---------- Input material

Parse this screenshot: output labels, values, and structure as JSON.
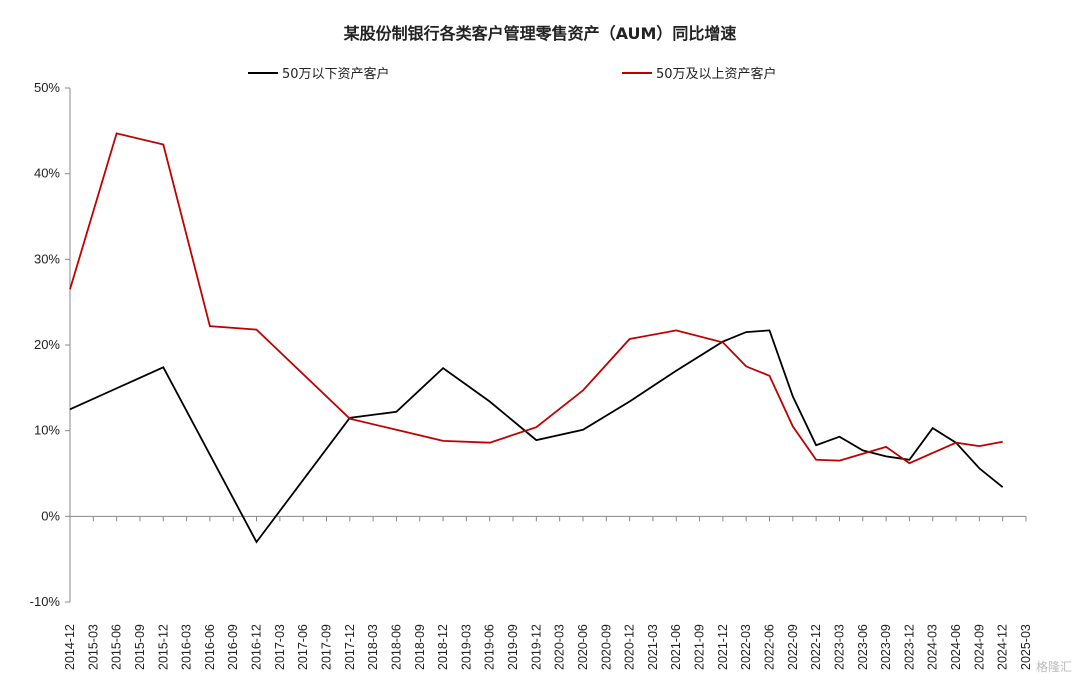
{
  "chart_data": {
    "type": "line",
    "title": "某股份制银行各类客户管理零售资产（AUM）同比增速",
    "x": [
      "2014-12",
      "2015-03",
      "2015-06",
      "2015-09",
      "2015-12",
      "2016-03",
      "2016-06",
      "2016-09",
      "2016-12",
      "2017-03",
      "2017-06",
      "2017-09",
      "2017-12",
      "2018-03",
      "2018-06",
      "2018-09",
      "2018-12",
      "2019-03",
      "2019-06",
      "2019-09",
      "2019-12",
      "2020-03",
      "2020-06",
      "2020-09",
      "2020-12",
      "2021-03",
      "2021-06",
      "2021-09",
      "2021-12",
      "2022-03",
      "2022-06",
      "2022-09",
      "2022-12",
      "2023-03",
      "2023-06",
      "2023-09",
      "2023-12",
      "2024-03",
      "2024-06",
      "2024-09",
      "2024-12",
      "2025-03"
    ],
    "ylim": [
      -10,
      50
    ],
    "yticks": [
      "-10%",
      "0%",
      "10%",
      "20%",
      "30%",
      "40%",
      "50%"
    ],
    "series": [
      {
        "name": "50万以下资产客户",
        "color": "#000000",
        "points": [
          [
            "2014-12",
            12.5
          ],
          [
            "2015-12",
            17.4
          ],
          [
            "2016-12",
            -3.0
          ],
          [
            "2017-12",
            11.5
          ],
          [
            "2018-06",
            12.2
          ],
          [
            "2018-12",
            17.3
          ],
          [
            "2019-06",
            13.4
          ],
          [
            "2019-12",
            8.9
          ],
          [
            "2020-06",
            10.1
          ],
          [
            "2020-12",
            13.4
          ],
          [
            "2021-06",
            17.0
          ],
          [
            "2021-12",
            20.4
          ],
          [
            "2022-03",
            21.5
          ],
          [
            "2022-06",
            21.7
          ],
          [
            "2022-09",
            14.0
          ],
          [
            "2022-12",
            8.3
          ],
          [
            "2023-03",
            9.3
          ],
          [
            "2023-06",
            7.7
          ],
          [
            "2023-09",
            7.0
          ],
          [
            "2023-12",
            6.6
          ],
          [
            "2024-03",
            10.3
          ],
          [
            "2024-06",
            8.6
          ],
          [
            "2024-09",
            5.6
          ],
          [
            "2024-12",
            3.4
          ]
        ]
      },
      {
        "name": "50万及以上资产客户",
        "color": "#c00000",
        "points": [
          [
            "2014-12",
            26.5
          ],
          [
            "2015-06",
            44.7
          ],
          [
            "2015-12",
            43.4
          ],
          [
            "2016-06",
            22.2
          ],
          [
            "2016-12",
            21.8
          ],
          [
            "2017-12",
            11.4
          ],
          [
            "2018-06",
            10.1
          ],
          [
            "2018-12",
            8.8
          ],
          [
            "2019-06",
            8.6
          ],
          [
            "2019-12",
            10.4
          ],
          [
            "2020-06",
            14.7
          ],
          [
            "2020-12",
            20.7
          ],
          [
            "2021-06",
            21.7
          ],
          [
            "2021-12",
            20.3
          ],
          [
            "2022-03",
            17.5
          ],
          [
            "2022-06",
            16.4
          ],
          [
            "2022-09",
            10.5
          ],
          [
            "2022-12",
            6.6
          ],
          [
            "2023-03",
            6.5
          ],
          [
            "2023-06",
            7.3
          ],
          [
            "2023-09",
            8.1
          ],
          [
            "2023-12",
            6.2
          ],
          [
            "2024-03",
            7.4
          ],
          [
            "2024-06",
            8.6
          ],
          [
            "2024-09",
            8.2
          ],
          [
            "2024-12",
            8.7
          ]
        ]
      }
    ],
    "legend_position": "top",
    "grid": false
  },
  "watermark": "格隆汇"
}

--------------------

Given request |
Set the listing down in full and exactly. Pictures within it should not appear in the copy.

Complete answer |
Parse this screenshot: output labels, values, and structure as JSON.
{
  "chart_data": {
    "type": "line",
    "title": "某股份制银行各类客户管理零售资产（AUM）同比增速",
    "x": [
      "2014-12",
      "2015-03",
      "2015-06",
      "2015-09",
      "2015-12",
      "2016-03",
      "2016-06",
      "2016-09",
      "2016-12",
      "2017-03",
      "2017-06",
      "2017-09",
      "2017-12",
      "2018-03",
      "2018-06",
      "2018-09",
      "2018-12",
      "2019-03",
      "2019-06",
      "2019-09",
      "2019-12",
      "2020-03",
      "2020-06",
      "2020-09",
      "2020-12",
      "2021-03",
      "2021-06",
      "2021-09",
      "2021-12",
      "2022-03",
      "2022-06",
      "2022-09",
      "2022-12",
      "2023-03",
      "2023-06",
      "2023-09",
      "2023-12",
      "2024-03",
      "2024-06",
      "2024-09",
      "2024-12",
      "2025-03"
    ],
    "ylim": [
      -10,
      50
    ],
    "yticks": [
      "-10%",
      "0%",
      "10%",
      "20%",
      "30%",
      "40%",
      "50%"
    ],
    "series": [
      {
        "name": "50万以下资产客户",
        "color": "#000000",
        "points": [
          [
            "2014-12",
            12.5
          ],
          [
            "2015-12",
            17.4
          ],
          [
            "2016-12",
            -3.0
          ],
          [
            "2017-12",
            11.5
          ],
          [
            "2018-06",
            12.2
          ],
          [
            "2018-12",
            17.3
          ],
          [
            "2019-06",
            13.4
          ],
          [
            "2019-12",
            8.9
          ],
          [
            "2020-06",
            10.1
          ],
          [
            "2020-12",
            13.4
          ],
          [
            "2021-06",
            17.0
          ],
          [
            "2021-12",
            20.4
          ],
          [
            "2022-03",
            21.5
          ],
          [
            "2022-06",
            21.7
          ],
          [
            "2022-09",
            14.0
          ],
          [
            "2022-12",
            8.3
          ],
          [
            "2023-03",
            9.3
          ],
          [
            "2023-06",
            7.7
          ],
          [
            "2023-09",
            7.0
          ],
          [
            "2023-12",
            6.6
          ],
          [
            "2024-03",
            10.3
          ],
          [
            "2024-06",
            8.6
          ],
          [
            "2024-09",
            5.6
          ],
          [
            "2024-12",
            3.4
          ]
        ]
      },
      {
        "name": "50万及以上资产客户",
        "color": "#c00000",
        "points": [
          [
            "2014-12",
            26.5
          ],
          [
            "2015-06",
            44.7
          ],
          [
            "2015-12",
            43.4
          ],
          [
            "2016-06",
            22.2
          ],
          [
            "2016-12",
            21.8
          ],
          [
            "2017-12",
            11.4
          ],
          [
            "2018-06",
            10.1
          ],
          [
            "2018-12",
            8.8
          ],
          [
            "2019-06",
            8.6
          ],
          [
            "2019-12",
            10.4
          ],
          [
            "2020-06",
            14.7
          ],
          [
            "2020-12",
            20.7
          ],
          [
            "2021-06",
            21.7
          ],
          [
            "2021-12",
            20.3
          ],
          [
            "2022-03",
            17.5
          ],
          [
            "2022-06",
            16.4
          ],
          [
            "2022-09",
            10.5
          ],
          [
            "2022-12",
            6.6
          ],
          [
            "2023-03",
            6.5
          ],
          [
            "2023-06",
            7.3
          ],
          [
            "2023-09",
            8.1
          ],
          [
            "2023-12",
            6.2
          ],
          [
            "2024-03",
            7.4
          ],
          [
            "2024-06",
            8.6
          ],
          [
            "2024-09",
            8.2
          ],
          [
            "2024-12",
            8.7
          ]
        ]
      }
    ],
    "legend_position": "top",
    "grid": false
  },
  "watermark": "格隆汇"
}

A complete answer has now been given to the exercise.